Your instructions: Hand back the entries exactly as written, minus every picture.

Data to examine START

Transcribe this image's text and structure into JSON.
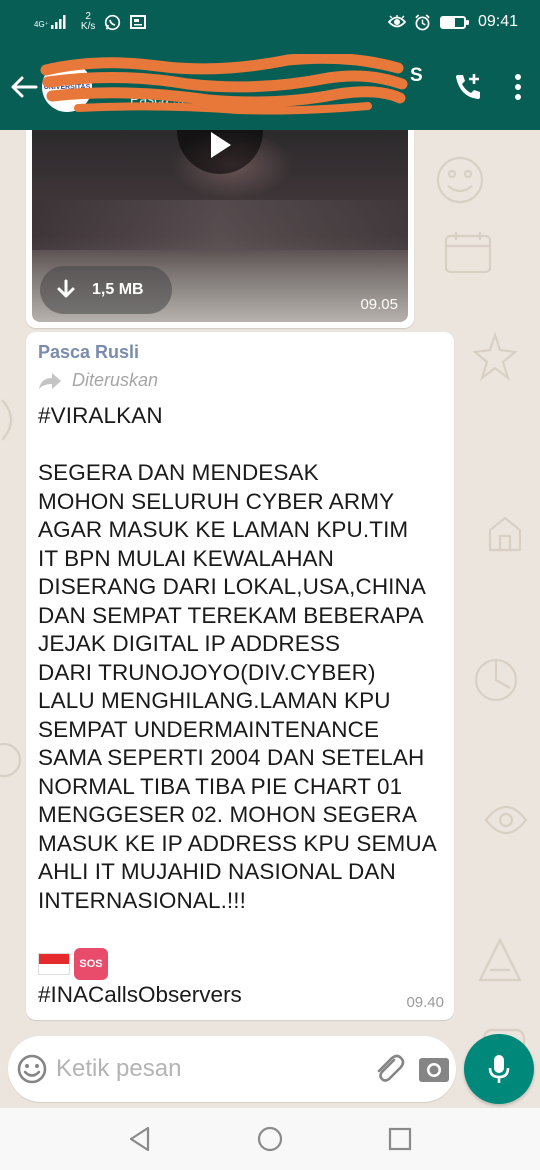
{
  "status_bar": {
    "network": "4G⁺",
    "speed_value": "2",
    "speed_unit": "K/s",
    "time": "09:41",
    "icons": [
      "signal-icon",
      "whatsapp-icon",
      "gallery-icon",
      "eye-icon",
      "alarm-icon",
      "battery-icon"
    ],
    "battery_level": 0.6
  },
  "header": {
    "title": "S",
    "subtitle": "Pasca ...",
    "avatar_text": "UNIVERSITAS"
  },
  "video_message": {
    "size": "1,5 MB",
    "time": "09.05"
  },
  "message": {
    "sender": "Pasca Rusli",
    "forwarded_label": "Diteruskan",
    "body": "#VIRALKAN\n\nSEGERA DAN MENDESAK\nMOHON SELURUH CYBER ARMY\nAGAR MASUK KE LAMAN KPU.TIM\nIT BPN MULAI KEWALAHAN\nDISERANG DARI LOKAL,USA,CHINA\nDAN SEMPAT TEREKAM BEBERAPA\nJEJAK DIGITAL IP ADDRESS\nDARI TRUNOJOYO(DIV.CYBER)\nLALU MENGHILANG.LAMAN KPU\nSEMPAT UNDERMAINTENANCE\nSAMA SEPERTI 2004 DAN SETELAH\nNORMAL TIBA TIBA PIE CHART 01\nMENGGESER 02. MOHON SEGERA\nMASUK KE IP ADDRESS KPU SEMUA\nAHLI IT MUJAHID NASIONAL DAN\nINTERNASIONAL.!!!",
    "sos_label": "SOS",
    "hashtag": "#INACallsObservers",
    "time": "09.40"
  },
  "composer": {
    "placeholder": "Ketik pesan"
  },
  "colors": {
    "header": "#075e54",
    "accent": "#00897b",
    "wallpaper": "#ece5dd",
    "sender": "#7a8bae"
  }
}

Data to examine END

Output of the task:
Transcribe this image's text and structure into JSON.
{
  "status_bar": {
    "network": "4G⁺",
    "speed_value": "2",
    "speed_unit": "K/s",
    "time": "09:41",
    "icons": [
      "signal-icon",
      "whatsapp-icon",
      "gallery-icon",
      "eye-icon",
      "alarm-icon",
      "battery-icon"
    ],
    "battery_level": 0.6
  },
  "header": {
    "title": "S",
    "subtitle": "Pasca ...",
    "avatar_text": "UNIVERSITAS"
  },
  "video_message": {
    "size": "1,5 MB",
    "time": "09.05"
  },
  "message": {
    "sender": "Pasca Rusli",
    "forwarded_label": "Diteruskan",
    "body": "#VIRALKAN\n\nSEGERA DAN MENDESAK\nMOHON SELURUH CYBER ARMY\nAGAR MASUK KE LAMAN KPU.TIM\nIT BPN MULAI KEWALAHAN\nDISERANG DARI LOKAL,USA,CHINA\nDAN SEMPAT TEREKAM BEBERAPA\nJEJAK DIGITAL IP ADDRESS\nDARI TRUNOJOYO(DIV.CYBER)\nLALU MENGHILANG.LAMAN KPU\nSEMPAT UNDERMAINTENANCE\nSAMA SEPERTI 2004 DAN SETELAH\nNORMAL TIBA TIBA PIE CHART 01\nMENGGESER 02. MOHON SEGERA\nMASUK KE IP ADDRESS KPU SEMUA\nAHLI IT MUJAHID NASIONAL DAN\nINTERNASIONAL.!!!",
    "sos_label": "SOS",
    "hashtag": "#INACallsObservers",
    "time": "09.40"
  },
  "composer": {
    "placeholder": "Ketik pesan"
  },
  "colors": {
    "header": "#075e54",
    "accent": "#00897b",
    "wallpaper": "#ece5dd",
    "sender": "#7a8bae"
  }
}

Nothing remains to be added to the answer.